## Record list
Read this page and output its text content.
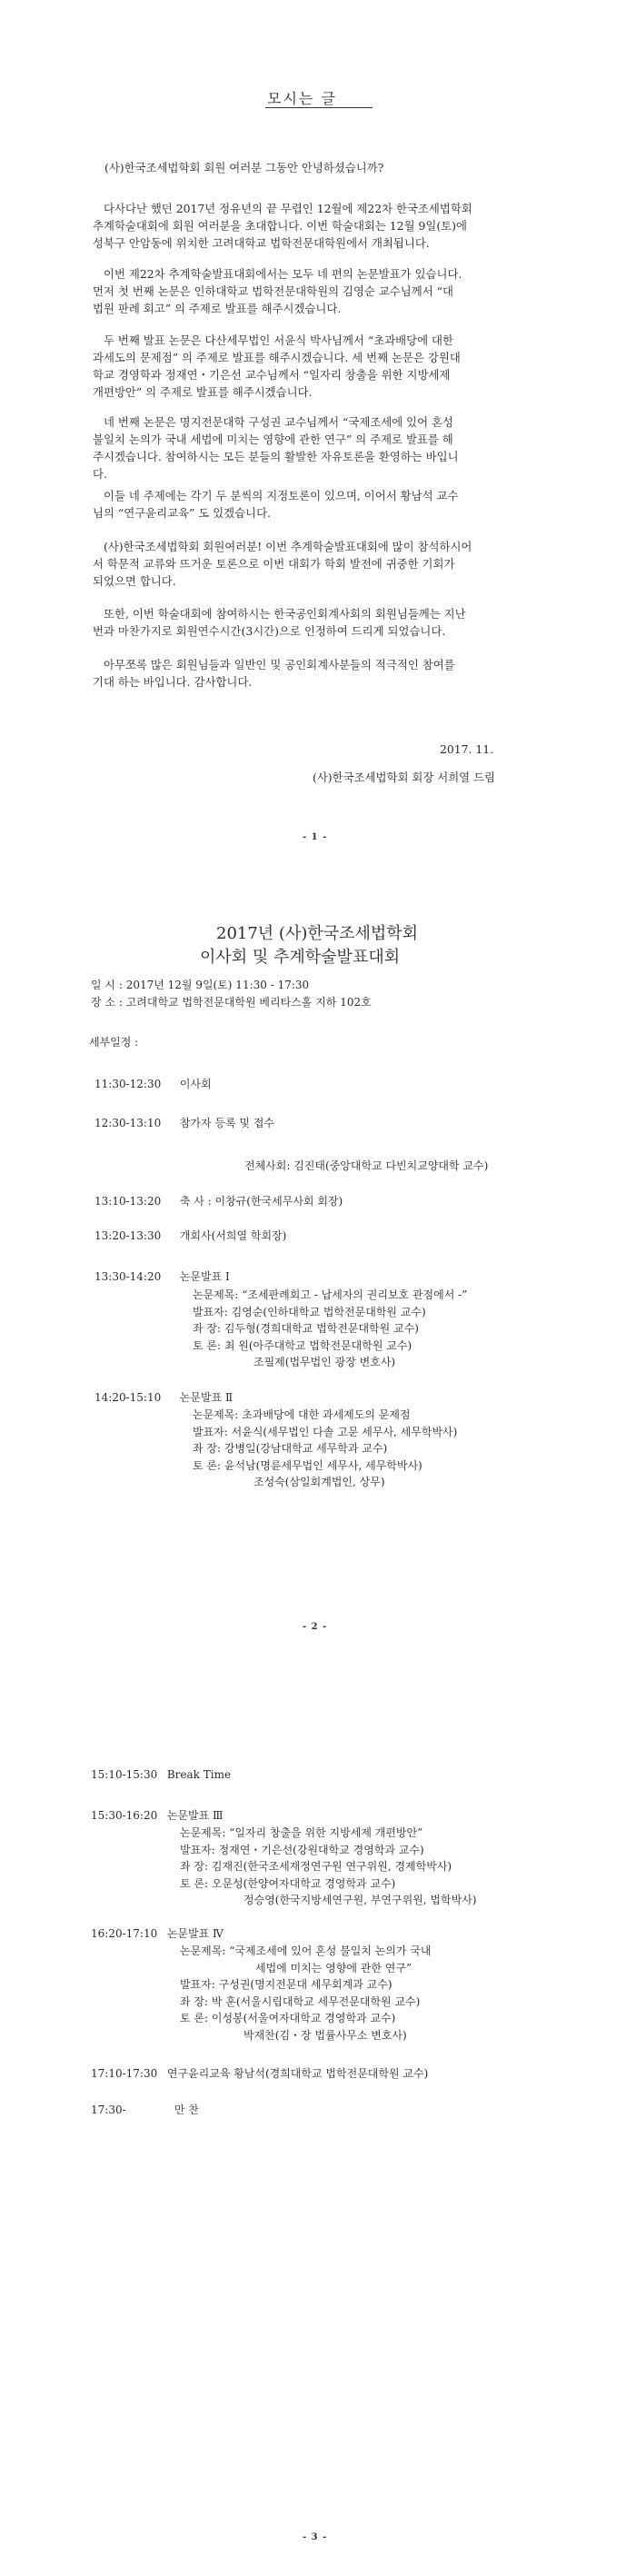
모시는 글
(사)한국조세법학회 회원 여러분 그동안 안녕하셨습니까?
다사다난 했던 2017년 정유년의 끝 무렵인 12월에 제22차 한국조세법학회
추계학술대회에 회원 여러분을 초대합니다. 이번 학술대회는 12월 9일(토)에
성북구 안암동에 위치한 고려대학교 법학전문대학원에서 개최됩니다.
이번 제22차 추계학술발표대회에서는 모두 네 편의 논문발표가 있습니다.
먼저 첫 번째 논문은 인하대학교 법학전문대학원의 김영순 교수님께서 “대
법원 판례 회고” 의 주제로 발표를 해주시겠습니다.
두 번째 발표 논문은 다산세무법인 서윤식 박사님께서 “초과배당에 대한
과세도의 문제점” 의 주제로 발표를 해주시겠습니다. 세 번째 논문은 강원대
학교 경영학과 정재연・기은선 교수님께서 “일자리 창출을 위한 지방세제
개편방안” 의 주제로 발표를 해주시겠습니다.
네 번째 논문은 명지전문대학 구성권 교수님께서 “국제조세에 있어 혼성
불일치 논의가 국내 세법에 미치는 영향에 관한 연구” 의 주제로 발표를 해
주시겠습니다. 참여하시는 모든 분들의 활발한 자유토론을 환영하는 바입니
다.
이들 네 주제에는 각기 두 분씩의 지정토론이 있으며, 이어서 황남석 교수
님의 “연구윤리교육” 도 있겠습니다.
(사)한국조세법학회 회원여러분! 이번 추계학술발표대회에 많이 참석하시어
서 학문적 교류와 뜨거운 토론으로 이번 대회가 학회 발전에 귀중한 기회가
되었으면 합니다.
또한, 이번 학술대회에 참여하시는 한국공인회계사회의 회원님들께는 지난
번과 마찬가지로 회원연수시간(3시간)으로 인정하여 드리게 되었습니다.
아무쪼록 많은 회원님들과 일반인 및 공인회계사분들의 적극적인 참여를
기대 하는 바입니다. 감사합니다.
2017. 11.
(사)한국조세법학회 회장 서희열 드림
- 1 -
2017년 (사)한국조세법학회
이사회 및 추계학술발표대회
일 시 : 2017년 12월 9일(토) 11:30 - 17:30
장 소 : 고려대학교 법학전문대학원 베리타스홀 지하 102호
세부일정 :
11:30-12:30 이사회
12:30-13:10 참가자 등록 및 접수
전체사회: 김진태(중앙대학교 다빈치교양대학 교수)
13:10-13:20 축 사 : 이창규(한국세무사회 회장)
13:20-13:30 개회사(서희열 학회장)
13:30-14:20 논문발표 Ⅰ
논문제목: “조세판례회고 - 납세자의 권리보호 관점에서 -”
발표자: 김영순(인하대학교 법학전문대학원 교수)
좌 장: 김두형(경희대학교 법학전문대학원 교수)
토 론: 최 원(아주대학교 법학전문대학원 교수)
조필제(법무법인 광장 변호사)
14:20-15:10 논문발표 Ⅱ
논문제목: 초과배당에 대한 과세제도의 문제점
발표자: 서윤식(세무법인 다솔 고문 세무사, 세무학박사)
좌 장: 강병일(강남대학교 세무학과 교수)
토 론: 윤석남(명륜세무법인 세무사, 세무학박사)
조성숙(삼일회계법인, 상무)
- 2 -
15:10-15:30 Break Time
15:30-16:20 논문발표 Ⅲ
논문제목: “일자리 창출을 위한 지방세제 개편방안”
발표자: 정재연・기은선(강원대학교 경영학과 교수)
좌 장: 김재진(한국조세재정연구원 연구위원, 경제학박사)
토 론: 오문성(한양여자대학교 경영학과 교수)
정승영(한국지방세연구원, 부연구위원, 법학박사)
16:20-17:10 논문발표 Ⅳ
논문제목: “국제조세에 있어 혼성 불일치 논의가 국내
세법에 미치는 영향에 관한 연구”
발표자: 구성권(명지전문대 세무회계과 교수)
좌 장: 박 훈(서울시립대학교 세무전문대학원 교수)
토 론: 이성봉(서울여자대학교 경영학과 교수)
박재찬(김・장 법률사무소 변호사)
17:10-17:30 연구윤리교육 황남석(경희대학교 법학전문대학원 교수)
17:30-	만 찬
- 3 -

## Set exercise
Exactly reproduce the entries above, minus the pictures.

## Worked answer
Read this page and output its text content.
모시는 글
(사)한국조세법학회 회원 여러분 그동안 안녕하셨습니까?
다사다난 했던 2017년 정유년의 끝 무렵인 12월에 제22차 한국조세법학회
추계학술대회에 회원 여러분을 초대합니다. 이번 학술대회는 12월 9일(토)에
성북구 안암동에 위치한 고려대학교 법학전문대학원에서 개최됩니다.
이번 제22차 추계학술발표대회에서는 모두 네 편의 논문발표가 있습니다.
먼저 첫 번째 논문은 인하대학교 법학전문대학원의 김영순 교수님께서 “대
법원 판례 회고” 의 주제로 발표를 해주시겠습니다.
두 번째 발표 논문은 다산세무법인 서윤식 박사님께서 “초과배당에 대한
과세도의 문제점” 의 주제로 발표를 해주시겠습니다. 세 번째 논문은 강원대
학교 경영학과 정재연・기은선 교수님께서 “일자리 창출을 위한 지방세제
개편방안” 의 주제로 발표를 해주시겠습니다.
네 번째 논문은 명지전문대학 구성권 교수님께서 “국제조세에 있어 혼성
불일치 논의가 국내 세법에 미치는 영향에 관한 연구” 의 주제로 발표를 해
주시겠습니다. 참여하시는 모든 분들의 활발한 자유토론을 환영하는 바입니
다.
이들 네 주제에는 각기 두 분씩의 지정토론이 있으며, 이어서 황남석 교수
님의 “연구윤리교육” 도 있겠습니다.
(사)한국조세법학회 회원여러분! 이번 추계학술발표대회에 많이 참석하시어
서 학문적 교류와 뜨거운 토론으로 이번 대회가 학회 발전에 귀중한 기회가
되었으면 합니다.
또한, 이번 학술대회에 참여하시는 한국공인회계사회의 회원님들께는 지난
번과 마찬가지로 회원연수시간(3시간)으로 인정하여 드리게 되었습니다.
아무쪼록 많은 회원님들과 일반인 및 공인회계사분들의 적극적인 참여를
기대 하는 바입니다. 감사합니다.
2017. 11.
(사)한국조세법학회 회장 서희열 드림
- 1 -
2017년 (사)한국조세법학회
이사회 및 추계학술발표대회
일 시 : 2017년 12월 9일(토) 11:30 - 17:30
장 소 : 고려대학교 법학전문대학원 베리타스홀 지하 102호
세부일정 :
11:30-12:30 이사회
12:30-13:10 참가자 등록 및 접수
전체사회: 김진태(중앙대학교 다빈치교양대학 교수)
13:10-13:20 축 사 : 이창규(한국세무사회 회장)
13:20-13:30 개회사(서희열 학회장)
13:30-14:20 논문발표 Ⅰ
논문제목: “조세판례회고 - 납세자의 권리보호 관점에서 -”
발표자: 김영순(인하대학교 법학전문대학원 교수)
좌 장: 김두형(경희대학교 법학전문대학원 교수)
토 론: 최 원(아주대학교 법학전문대학원 교수)
조필제(법무법인 광장 변호사)
14:20-15:10 논문발표 Ⅱ
논문제목: 초과배당에 대한 과세제도의 문제점
발표자: 서윤식(세무법인 다솔 고문 세무사, 세무학박사)
좌 장: 강병일(강남대학교 세무학과 교수)
토 론: 윤석남(명륜세무법인 세무사, 세무학박사)
조성숙(삼일회계법인, 상무)
- 2 -
15:10-15:30 Break Time
15:30-16:20 논문발표 Ⅲ
논문제목: “일자리 창출을 위한 지방세제 개편방안”
발표자: 정재연・기은선(강원대학교 경영학과 교수)
좌 장: 김재진(한국조세재정연구원 연구위원, 경제학박사)
토 론: 오문성(한양여자대학교 경영학과 교수)
정승영(한국지방세연구원, 부연구위원, 법학박사)
16:20-17:10 논문발표 Ⅳ
논문제목: “국제조세에 있어 혼성 불일치 논의가 국내
세법에 미치는 영향에 관한 연구”
발표자: 구성권(명지전문대 세무회계과 교수)
좌 장: 박 훈(서울시립대학교 세무전문대학원 교수)
토 론: 이성봉(서울여자대학교 경영학과 교수)
박재찬(김・장 법률사무소 변호사)
17:10-17:30 연구윤리교육 황남석(경희대학교 법학전문대학원 교수)
17:30-	만 찬
- 3 -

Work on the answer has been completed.